(Source data)
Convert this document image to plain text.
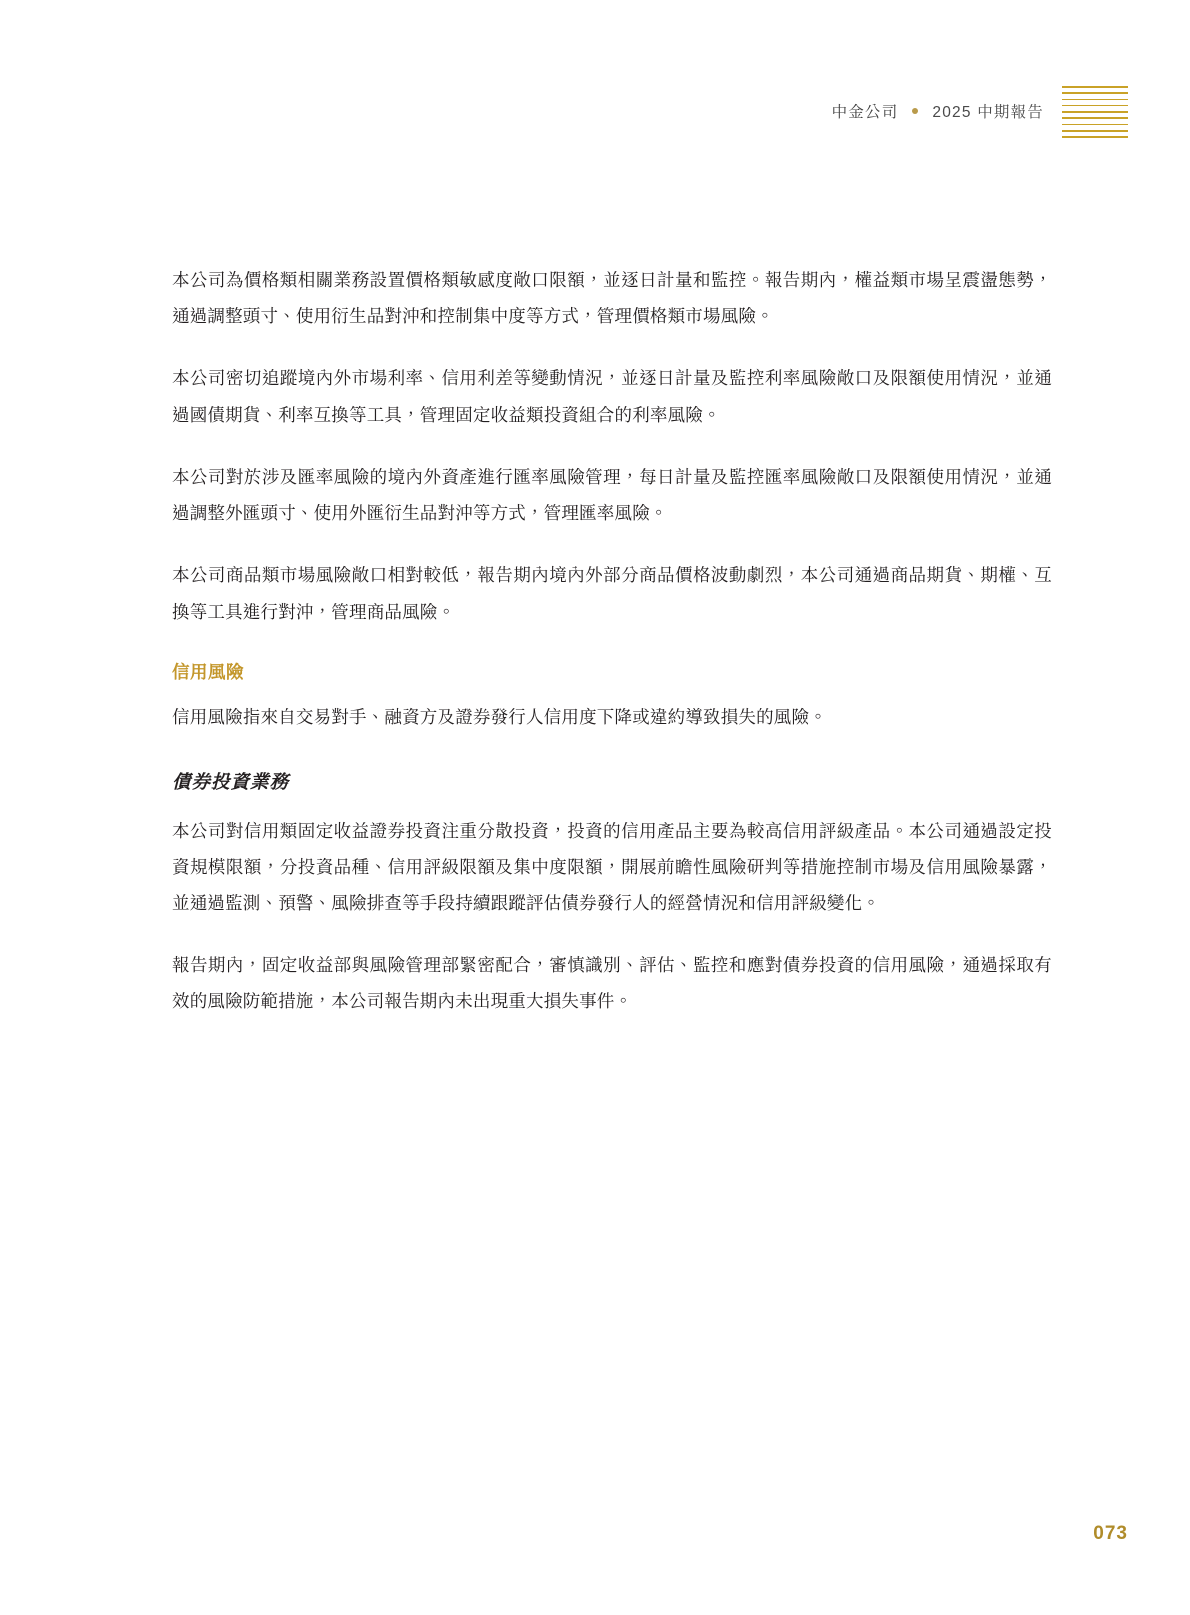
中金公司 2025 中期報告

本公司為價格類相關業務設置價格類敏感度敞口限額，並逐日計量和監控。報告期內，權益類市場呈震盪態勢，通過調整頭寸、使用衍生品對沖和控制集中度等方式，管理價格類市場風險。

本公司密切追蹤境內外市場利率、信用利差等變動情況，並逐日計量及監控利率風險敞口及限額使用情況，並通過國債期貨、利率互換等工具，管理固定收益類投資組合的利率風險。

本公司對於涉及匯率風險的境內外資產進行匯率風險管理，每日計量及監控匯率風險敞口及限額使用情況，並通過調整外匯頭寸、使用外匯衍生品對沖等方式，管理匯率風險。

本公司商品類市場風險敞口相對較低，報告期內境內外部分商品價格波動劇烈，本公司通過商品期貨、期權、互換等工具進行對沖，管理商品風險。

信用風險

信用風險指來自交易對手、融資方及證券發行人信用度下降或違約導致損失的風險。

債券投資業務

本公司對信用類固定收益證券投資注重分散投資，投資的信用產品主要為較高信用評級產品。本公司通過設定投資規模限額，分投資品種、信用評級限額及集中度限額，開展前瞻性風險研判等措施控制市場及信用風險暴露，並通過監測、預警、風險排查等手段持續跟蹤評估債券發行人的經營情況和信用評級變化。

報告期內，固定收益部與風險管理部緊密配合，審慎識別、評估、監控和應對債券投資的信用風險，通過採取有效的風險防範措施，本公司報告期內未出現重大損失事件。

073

● **SHORT TASK**: Your task is to retype all the entries exactly and leave out any pictures.

● **ANSWER IN FULL**:
Convert this document image to plain text.
中金公司 2025 中期報告

本公司為價格類相關業務設置價格類敏感度敞口限額，並逐日計量和監控。報告期內，權益類市場呈震盪態勢，通過調整頭寸、使用衍生品對沖和控制集中度等方式，管理價格類市場風險。

本公司密切追蹤境內外市場利率、信用利差等變動情況，並逐日計量及監控利率風險敞口及限額使用情況，並通過國債期貨、利率互換等工具，管理固定收益類投資組合的利率風險。

本公司對於涉及匯率風險的境內外資產進行匯率風險管理，每日計量及監控匯率風險敞口及限額使用情況，並通過調整外匯頭寸、使用外匯衍生品對沖等方式，管理匯率風險。

本公司商品類市場風險敞口相對較低，報告期內境內外部分商品價格波動劇烈，本公司通過商品期貨、期權、互換等工具進行對沖，管理商品風險。

信用風險

信用風險指來自交易對手、融資方及證券發行人信用度下降或違約導致損失的風險。

債券投資業務

本公司對信用類固定收益證券投資注重分散投資，投資的信用產品主要為較高信用評級產品。本公司通過設定投資規模限額，分投資品種、信用評級限額及集中度限額，開展前瞻性風險研判等措施控制市場及信用風險暴露，並通過監測、預警、風險排查等手段持續跟蹤評估債券發行人的經營情況和信用評級變化。

報告期內，固定收益部與風險管理部緊密配合，審慎識別、評估、監控和應對債券投資的信用風險，通過採取有效的風險防範措施，本公司報告期內未出現重大損失事件。

073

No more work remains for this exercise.